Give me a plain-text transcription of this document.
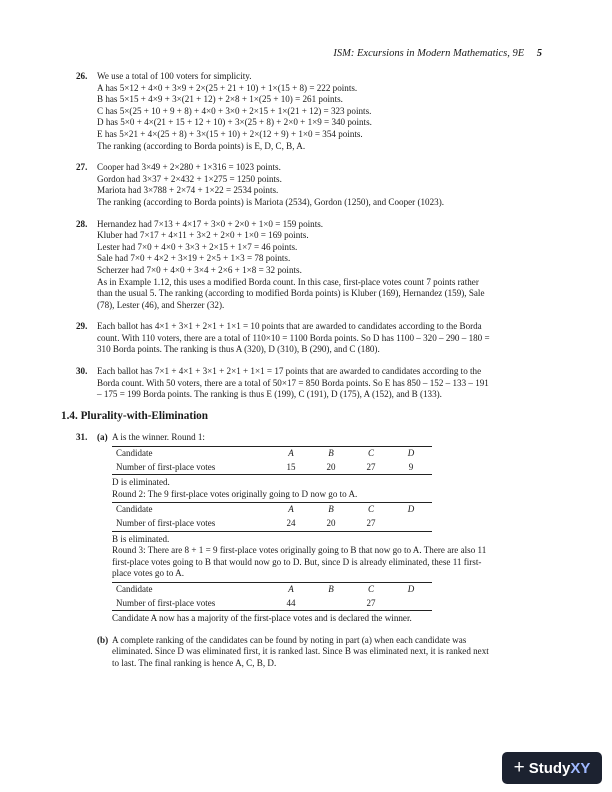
ISM: Excursions in Modern Mathematics, 9E 5
26.	We use a total of 100 voters for simplicity.
A has 5×12 + 4×0 + 3×9 + 2×(25 + 21 + 10) + 1×(15 + 8) = 222 points.
B has 5×15 + 4×9 + 3×(21 + 12) + 2×8 + 1×(25 + 10) = 261 points.
C has 5×(25 + 10 + 9 + 8) + 4×0 + 3×0 + 2×15 + 1×(21 + 12) = 323 points.
D has 5×0 + 4×(21 + 15 + 12 + 10) + 3×(25 + 8) + 2×0 + 1×9 = 340 points.
E has 5×21 + 4×(25 + 8) + 3×(15 + 10) + 2×(12 + 9) + 1×0 = 354 points.
The ranking (according to Borda points) is E, D, C, B, A.
27.	Cooper had 3×49 + 2×280 + 1×316 = 1023 points.
Gordon had 3×37 + 2×432 + 1×275 = 1250 points.
Mariota had 3×788 + 2×74 + 1×22 = 2534 points.
The ranking (according to Borda points) is Mariota (2534), Gordon (1250), and Cooper (1023).
28.	Hernandez had 7×13 + 4×17 + 3×0 + 2×0 + 1×0 = 159 points.
Kluber had 7×17 + 4×11 + 3×2 + 2×0 + 1×0 = 169 points.
Lester had 7×0 + 4×0 + 3×3 + 2×15 + 1×7 = 46 points.
Sale had 7×0 + 4×2 + 3×19 + 2×5 + 1×3 = 78 points.
Scherzer had 7×0 + 4×0 + 3×4 + 2×6 + 1×8 = 32 points.
As in Example 1.12, this uses a modified Borda count. In this case, first-place votes count 7 points rather
than the usual 5. The ranking (according to modified Borda points) is Kluber (169), Hernandez (159), Sale
(78), Lester (46), and Sherzer (32).
29.	Each ballot has 4×1 + 3×1 + 2×1 + 1×1 = 10 points that are awarded to candidates according to the Borda
count. With 110 voters, there are a total of 110×10 = 1100 Borda points. So D has 1100 – 320 – 290 – 180 =
310 Borda points. The ranking is thus A (320), D (310), B (290), and C (180).
30.	Each ballot has 7×1 + 4×1 + 3×1 + 2×1 + 1×1 = 17 points that are awarded to candidates according to the
Borda count. With 50 voters, there are a total of 50×17 = 850 Borda points. So E has 850 – 152 – 133 – 191
– 175 = 199 Borda points. The ranking is thus E (199), C (191), D (175), A (152), and B (133).
1.4. Plurality-with-Elimination
31.	(a) A is the winner. Round 1:
Candidate	A	B	C	D
Number of first-place votes	15	20	27	9
D is eliminated.
Round 2: The 9 first-place votes originally going to D now go to A.
Candidate	A	B	C	D
Number of first-place votes	24	20	27	
B is eliminated.
Round 3: There are 8 + 1 = 9 first-place votes originally going to B that now go to A. There are also 11
first-place votes going to B that would now go to D. But, since D is already eliminated, these 11 first-
place votes go to A.
Candidate	A	B	C	D
Number of first-place votes	44		27	
Candidate A now has a majority of the first-place votes and is declared the winner.
(b) A complete ranking of the candidates can be found by noting in part (a) when each candidate was
eliminated. Since D was eliminated first, it is ranked last. Since B was eliminated next, it is ranked next
to last. The final ranking is hence A, C, B, D.
+ Study XY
-- -- --
» **Problem**: Quote the data above in full and without alteration; skip the pictures.

» **Response to the exercise**:
Give me a plain-text transcription of this document.
ISM: Excursions in Modern Mathematics, 9E 5
26.	We use a total of 100 voters for simplicity.
A has 5×12 + 4×0 + 3×9 + 2×(25 + 21 + 10) + 1×(15 + 8) = 222 points.
B has 5×15 + 4×9 + 3×(21 + 12) + 2×8 + 1×(25 + 10) = 261 points.
C has 5×(25 + 10 + 9 + 8) + 4×0 + 3×0 + 2×15 + 1×(21 + 12) = 323 points.
D has 5×0 + 4×(21 + 15 + 12 + 10) + 3×(25 + 8) + 2×0 + 1×9 = 340 points.
E has 5×21 + 4×(25 + 8) + 3×(15 + 10) + 2×(12 + 9) + 1×0 = 354 points.
The ranking (according to Borda points) is E, D, C, B, A.
27.	Cooper had 3×49 + 2×280 + 1×316 = 1023 points.
Gordon had 3×37 + 2×432 + 1×275 = 1250 points.
Mariota had 3×788 + 2×74 + 1×22 = 2534 points.
The ranking (according to Borda points) is Mariota (2534), Gordon (1250), and Cooper (1023).
28.	Hernandez had 7×13 + 4×17 + 3×0 + 2×0 + 1×0 = 159 points.
Kluber had 7×17 + 4×11 + 3×2 + 2×0 + 1×0 = 169 points.
Lester had 7×0 + 4×0 + 3×3 + 2×15 + 1×7 = 46 points.
Sale had 7×0 + 4×2 + 3×19 + 2×5 + 1×3 = 78 points.
Scherzer had 7×0 + 4×0 + 3×4 + 2×6 + 1×8 = 32 points.
As in Example 1.12, this uses a modified Borda count. In this case, first-place votes count 7 points rather
than the usual 5. The ranking (according to modified Borda points) is Kluber (169), Hernandez (159), Sale
(78), Lester (46), and Sherzer (32).
29.	Each ballot has 4×1 + 3×1 + 2×1 + 1×1 = 10 points that are awarded to candidates according to the Borda
count. With 110 voters, there are a total of 110×10 = 1100 Borda points. So D has 1100 – 320 – 290 – 180 =
310 Borda points. The ranking is thus A (320), D (310), B (290), and C (180).
30.	Each ballot has 7×1 + 4×1 + 3×1 + 2×1 + 1×1 = 17 points that are awarded to candidates according to the
Borda count. With 50 voters, there are a total of 50×17 = 850 Borda points. So E has 850 – 152 – 133 – 191
– 175 = 199 Borda points. The ranking is thus E (199), C (191), D (175), A (152), and B (133).
1.4. Plurality-with-Elimination
31.	(a) A is the winner. Round 1:
Candidate	A	B	C	D
Number of first-place votes	15	20	27	9
D is eliminated.
Round 2: The 9 first-place votes originally going to D now go to A.
Candidate	A	B	C	D
Number of first-place votes	24	20	27	
B is eliminated.
Round 3: There are 8 + 1 = 9 first-place votes originally going to B that now go to A. There are also 11
first-place votes going to B that would now go to D. But, since D is already eliminated, these 11 first-
place votes go to A.
Candidate	A	B	C	D
Number of first-place votes	44		27	
Candidate A now has a majority of the first-place votes and is declared the winner.
(b) A complete ranking of the candidates can be found by noting in part (a) when each candidate was
eliminated. Since D was eliminated first, it is ranked last. Since B was eliminated next, it is ranked next
to last. The final ranking is hence A, C, B, D.
+ Study XY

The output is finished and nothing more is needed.